What you should do: Retype the records below exactly as they appear.

[Dataset entries]
↓↓↓

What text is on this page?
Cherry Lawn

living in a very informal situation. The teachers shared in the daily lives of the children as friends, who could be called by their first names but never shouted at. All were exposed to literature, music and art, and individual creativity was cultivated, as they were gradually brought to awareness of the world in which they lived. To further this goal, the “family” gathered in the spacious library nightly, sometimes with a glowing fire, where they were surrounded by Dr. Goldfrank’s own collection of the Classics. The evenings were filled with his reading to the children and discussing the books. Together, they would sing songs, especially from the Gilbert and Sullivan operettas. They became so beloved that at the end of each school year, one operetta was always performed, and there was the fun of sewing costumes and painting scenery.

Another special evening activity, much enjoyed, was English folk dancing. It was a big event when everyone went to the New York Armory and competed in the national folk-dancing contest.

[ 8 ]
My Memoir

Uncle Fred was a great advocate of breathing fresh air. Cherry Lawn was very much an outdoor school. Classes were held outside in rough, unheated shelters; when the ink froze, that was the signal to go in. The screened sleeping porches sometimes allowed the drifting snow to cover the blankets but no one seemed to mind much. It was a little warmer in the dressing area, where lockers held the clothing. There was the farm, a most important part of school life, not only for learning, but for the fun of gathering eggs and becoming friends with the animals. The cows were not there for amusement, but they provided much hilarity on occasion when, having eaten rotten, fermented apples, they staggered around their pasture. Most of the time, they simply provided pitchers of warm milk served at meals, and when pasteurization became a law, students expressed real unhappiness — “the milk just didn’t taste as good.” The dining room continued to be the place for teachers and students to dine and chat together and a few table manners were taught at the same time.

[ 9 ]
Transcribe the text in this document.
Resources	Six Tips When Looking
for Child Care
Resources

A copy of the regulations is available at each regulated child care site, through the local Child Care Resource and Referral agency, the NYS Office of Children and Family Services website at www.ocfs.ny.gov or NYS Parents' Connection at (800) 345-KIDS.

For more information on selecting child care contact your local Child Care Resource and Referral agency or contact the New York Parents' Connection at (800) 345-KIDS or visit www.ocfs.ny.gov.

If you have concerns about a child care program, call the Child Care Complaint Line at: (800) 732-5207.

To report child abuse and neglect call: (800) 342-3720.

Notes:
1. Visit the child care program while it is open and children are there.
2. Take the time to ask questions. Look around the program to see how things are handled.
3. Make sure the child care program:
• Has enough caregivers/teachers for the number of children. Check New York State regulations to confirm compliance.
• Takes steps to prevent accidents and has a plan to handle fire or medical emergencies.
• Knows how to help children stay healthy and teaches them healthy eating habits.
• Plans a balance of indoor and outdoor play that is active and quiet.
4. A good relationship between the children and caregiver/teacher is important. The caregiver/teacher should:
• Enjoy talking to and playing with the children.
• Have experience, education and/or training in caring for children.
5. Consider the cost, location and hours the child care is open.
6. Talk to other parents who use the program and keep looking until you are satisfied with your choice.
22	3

↑↑↑

Final result:
What text is on this page?
Cherry Lawn

living in a very informal situation. The teachers shared in the daily lives of the children as friends, who could be called by their first names but never shouted at. All were exposed to literature, music and art, and individual creativity was cultivated, as they were gradually brought to awareness of the world in which they lived. To further this goal, the “family” gathered in the spacious library nightly, sometimes with a glowing fire, where they were surrounded by Dr. Goldfrank’s own collection of the Classics. The evenings were filled with his reading to the children and discussing the books. Together, they would sing songs, especially from the Gilbert and Sullivan operettas. They became so beloved that at the end of each school year, one operetta was always performed, and there was the fun of sewing costumes and painting scenery.

Another special evening activity, much enjoyed, was English folk dancing. It was a big event when everyone went to the New York Armory and competed in the national folk-dancing contest.

[ 8 ]
My Memoir

Uncle Fred was a great advocate of breathing fresh air. Cherry Lawn was very much an outdoor school. Classes were held outside in rough, unheated shelters; when the ink froze, that was the signal to go in. The screened sleeping porches sometimes allowed the drifting snow to cover the blankets but no one seemed to mind much. It was a little warmer in the dressing area, where lockers held the clothing. There was the farm, a most important part of school life, not only for learning, but for the fun of gathering eggs and becoming friends with the animals. The cows were not there for amusement, but they provided much hilarity on occasion when, having eaten rotten, fermented apples, they staggered around their pasture. Most of the time, they simply provided pitchers of warm milk served at meals, and when pasteurization became a law, students expressed real unhappiness — “the milk just didn’t taste as good.” The dining room continued to be the place for teachers and students to dine and chat together and a few table manners were taught at the same time.

[ 9 ]
Transcribe the text in this document.
Resources	Six Tips When Looking
for Child Care
Resources

A copy of the regulations is available at each regulated child care site, through the local Child Care Resource and Referral agency, the NYS Office of Children and Family Services website at www.ocfs.ny.gov or NYS Parents' Connection at (800) 345-KIDS.

For more information on selecting child care contact your local Child Care Resource and Referral agency or contact the New York Parents' Connection at (800) 345-KIDS or visit www.ocfs.ny.gov.

If you have concerns about a child care program, call the Child Care Complaint Line at: (800) 732-5207.

To report child abuse and neglect call: (800) 342-3720.

Notes:
1. Visit the child care program while it is open and children are there.
2. Take the time to ask questions. Look around the program to see how things are handled.
3. Make sure the child care program:
• Has enough caregivers/teachers for the number of children. Check New York State regulations to confirm compliance.
• Takes steps to prevent accidents and has a plan to handle fire or medical emergencies.
• Knows how to help children stay healthy and teaches them healthy eating habits.
• Plans a balance of indoor and outdoor play that is active and quiet.
4. A good relationship between the children and caregiver/teacher is important. The caregiver/teacher should:
• Enjoy talking to and playing with the children.
• Have experience, education and/or training in caring for children.
5. Consider the cost, location and hours the child care is open.
6. Talk to other parents who use the program and keep looking until you are satisfied with your choice.
22	3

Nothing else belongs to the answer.